> [Work to be completed] Find the line containing "Convert this document image to plain text." in the listing below; reproduce it and every line after, exactly. Skip pictures.

> [Material shown]
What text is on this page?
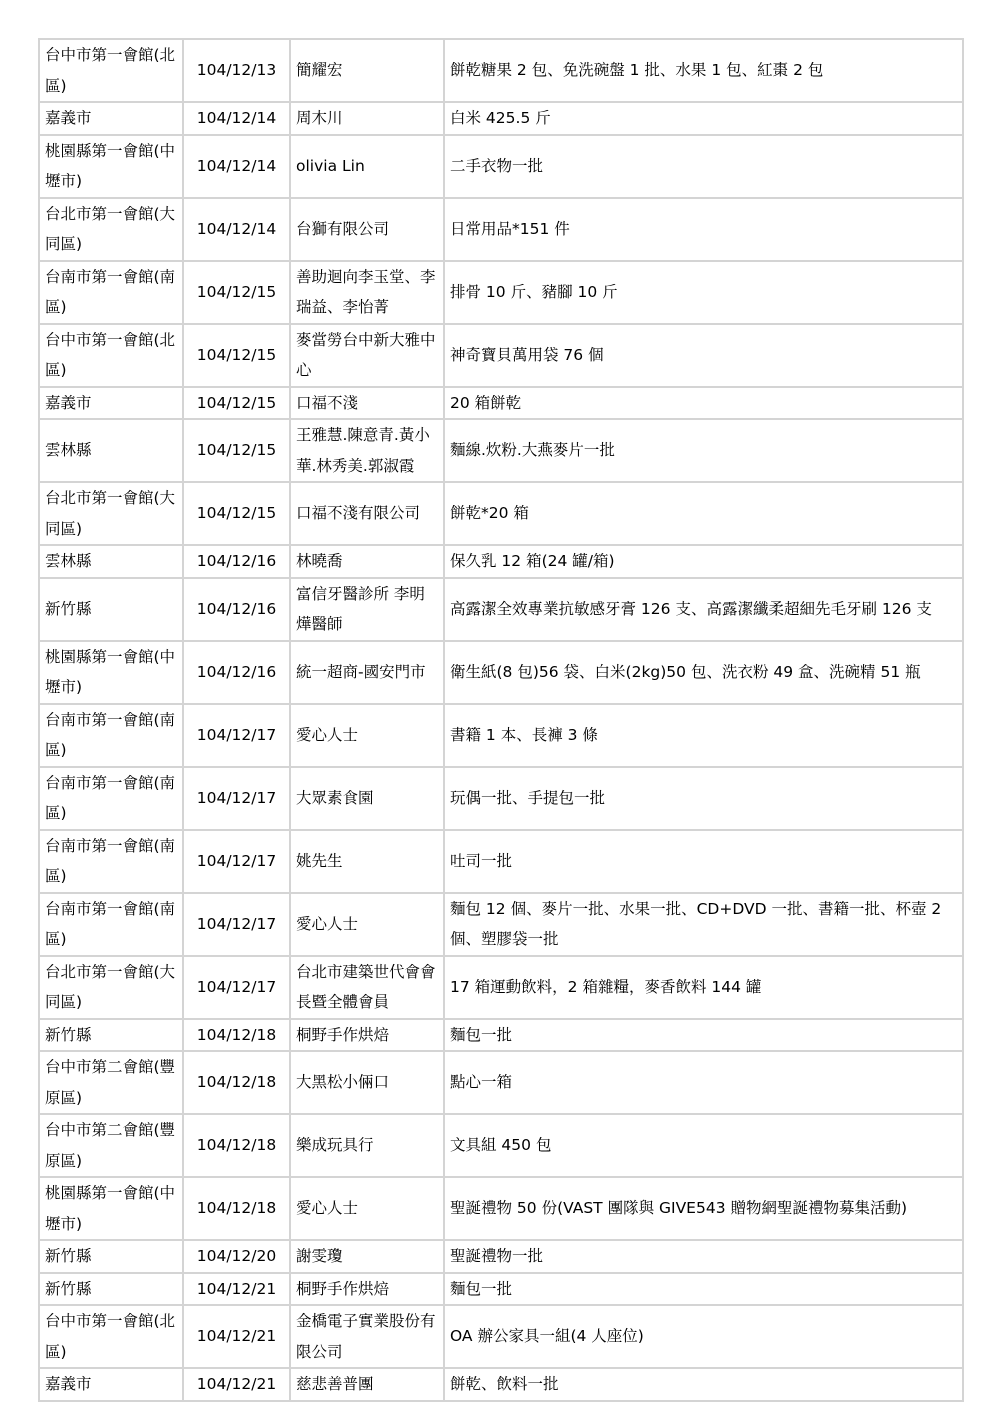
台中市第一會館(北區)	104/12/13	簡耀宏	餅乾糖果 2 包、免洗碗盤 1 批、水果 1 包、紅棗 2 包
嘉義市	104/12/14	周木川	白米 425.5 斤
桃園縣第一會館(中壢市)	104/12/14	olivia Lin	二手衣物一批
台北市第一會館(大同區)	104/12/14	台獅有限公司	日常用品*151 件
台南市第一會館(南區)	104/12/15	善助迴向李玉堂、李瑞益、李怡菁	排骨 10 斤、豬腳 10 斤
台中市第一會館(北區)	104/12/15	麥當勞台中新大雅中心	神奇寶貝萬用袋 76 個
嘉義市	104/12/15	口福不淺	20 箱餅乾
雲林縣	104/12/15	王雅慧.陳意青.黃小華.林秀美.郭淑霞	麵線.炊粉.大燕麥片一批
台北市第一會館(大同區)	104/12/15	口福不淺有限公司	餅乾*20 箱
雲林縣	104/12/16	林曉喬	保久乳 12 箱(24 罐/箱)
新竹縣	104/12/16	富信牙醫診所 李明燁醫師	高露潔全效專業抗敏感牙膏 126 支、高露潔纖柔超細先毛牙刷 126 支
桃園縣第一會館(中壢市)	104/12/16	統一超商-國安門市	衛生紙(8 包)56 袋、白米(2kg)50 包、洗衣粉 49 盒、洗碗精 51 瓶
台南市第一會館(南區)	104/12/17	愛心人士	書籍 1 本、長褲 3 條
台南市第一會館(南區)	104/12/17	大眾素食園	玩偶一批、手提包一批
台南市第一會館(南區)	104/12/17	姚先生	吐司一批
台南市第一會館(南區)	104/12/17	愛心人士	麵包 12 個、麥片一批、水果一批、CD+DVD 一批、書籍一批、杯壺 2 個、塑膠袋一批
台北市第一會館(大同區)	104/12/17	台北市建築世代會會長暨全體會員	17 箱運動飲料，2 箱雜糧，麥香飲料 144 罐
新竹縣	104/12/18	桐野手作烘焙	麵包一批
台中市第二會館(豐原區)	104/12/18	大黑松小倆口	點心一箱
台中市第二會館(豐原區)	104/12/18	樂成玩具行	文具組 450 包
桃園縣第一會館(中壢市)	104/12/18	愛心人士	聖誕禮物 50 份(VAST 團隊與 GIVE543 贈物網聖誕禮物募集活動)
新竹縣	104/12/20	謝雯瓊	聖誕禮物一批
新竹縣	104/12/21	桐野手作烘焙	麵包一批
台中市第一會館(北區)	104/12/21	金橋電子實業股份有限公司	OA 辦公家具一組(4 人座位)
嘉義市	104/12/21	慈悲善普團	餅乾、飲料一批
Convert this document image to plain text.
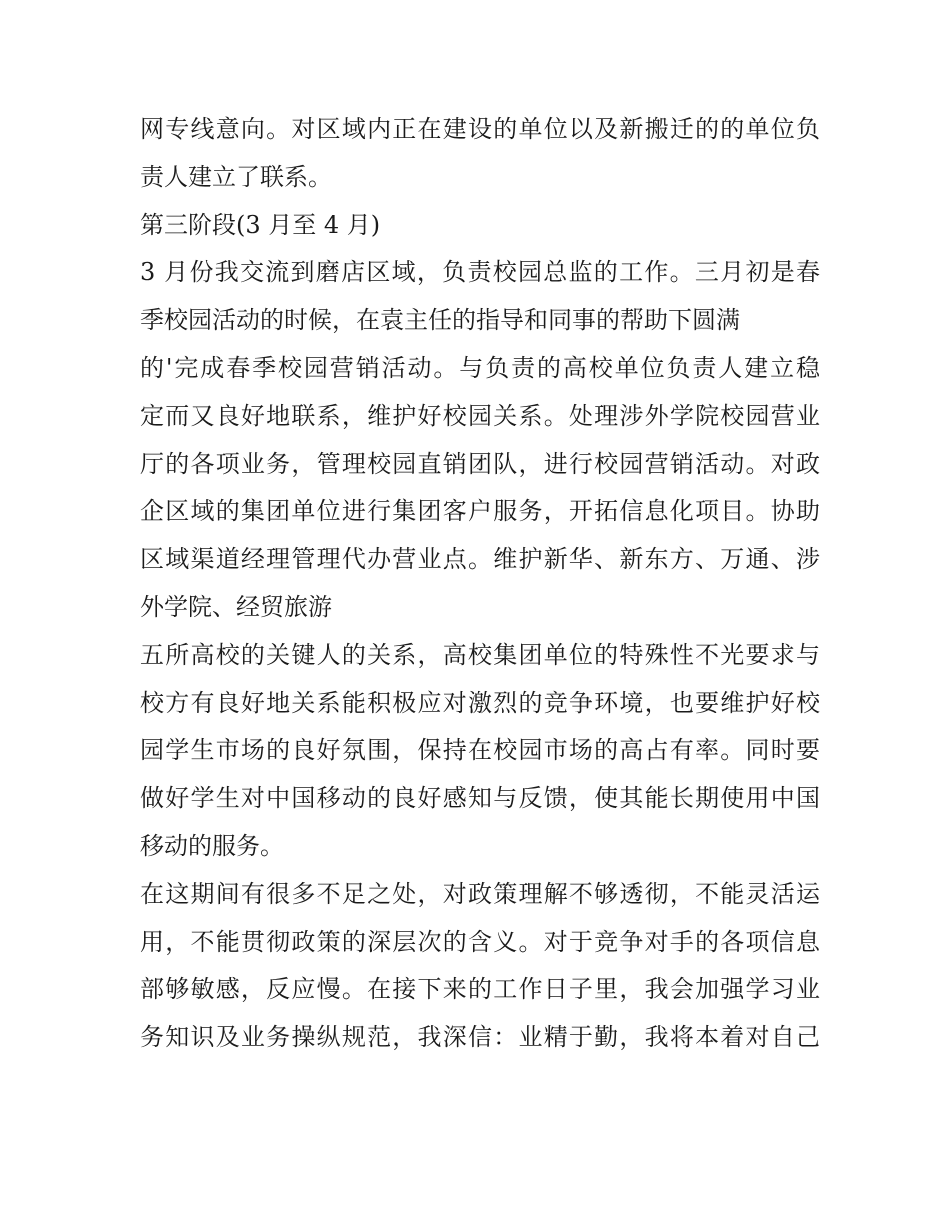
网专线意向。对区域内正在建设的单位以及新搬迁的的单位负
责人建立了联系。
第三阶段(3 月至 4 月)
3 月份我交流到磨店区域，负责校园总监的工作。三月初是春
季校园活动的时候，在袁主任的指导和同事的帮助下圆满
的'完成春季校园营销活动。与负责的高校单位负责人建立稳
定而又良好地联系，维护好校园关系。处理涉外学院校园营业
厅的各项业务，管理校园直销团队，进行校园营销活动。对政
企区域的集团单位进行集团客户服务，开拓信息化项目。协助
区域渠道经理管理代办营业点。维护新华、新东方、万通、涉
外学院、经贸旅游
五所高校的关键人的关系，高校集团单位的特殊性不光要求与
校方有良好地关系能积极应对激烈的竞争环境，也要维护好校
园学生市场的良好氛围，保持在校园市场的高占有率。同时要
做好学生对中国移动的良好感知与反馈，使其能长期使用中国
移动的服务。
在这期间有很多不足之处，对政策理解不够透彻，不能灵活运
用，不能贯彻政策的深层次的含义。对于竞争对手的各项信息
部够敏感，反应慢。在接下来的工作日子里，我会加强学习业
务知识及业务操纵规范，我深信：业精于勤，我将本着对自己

> [Response to the exercise]
Convert this document image to plain text.
网专线意向。对区域内正在建设的单位以及新搬迁的的单位负
责人建立了联系。
第三阶段(3 月至 4 月)
3 月份我交流到磨店区域，负责校园总监的工作。三月初是春
季校园活动的时候，在袁主任的指导和同事的帮助下圆满
的'完成春季校园营销活动。与负责的高校单位负责人建立稳
定而又良好地联系，维护好校园关系。处理涉外学院校园营业
厅的各项业务，管理校园直销团队，进行校园营销活动。对政
企区域的集团单位进行集团客户服务，开拓信息化项目。协助
区域渠道经理管理代办营业点。维护新华、新东方、万通、涉
外学院、经贸旅游
五所高校的关键人的关系，高校集团单位的特殊性不光要求与
校方有良好地关系能积极应对激烈的竞争环境，也要维护好校
园学生市场的良好氛围，保持在校园市场的高占有率。同时要
做好学生对中国移动的良好感知与反馈，使其能长期使用中国
移动的服务。
在这期间有很多不足之处，对政策理解不够透彻，不能灵活运
用，不能贯彻政策的深层次的含义。对于竞争对手的各项信息
部够敏感，反应慢。在接下来的工作日子里，我会加强学习业
务知识及业务操纵规范，我深信：业精于勤，我将本着对自己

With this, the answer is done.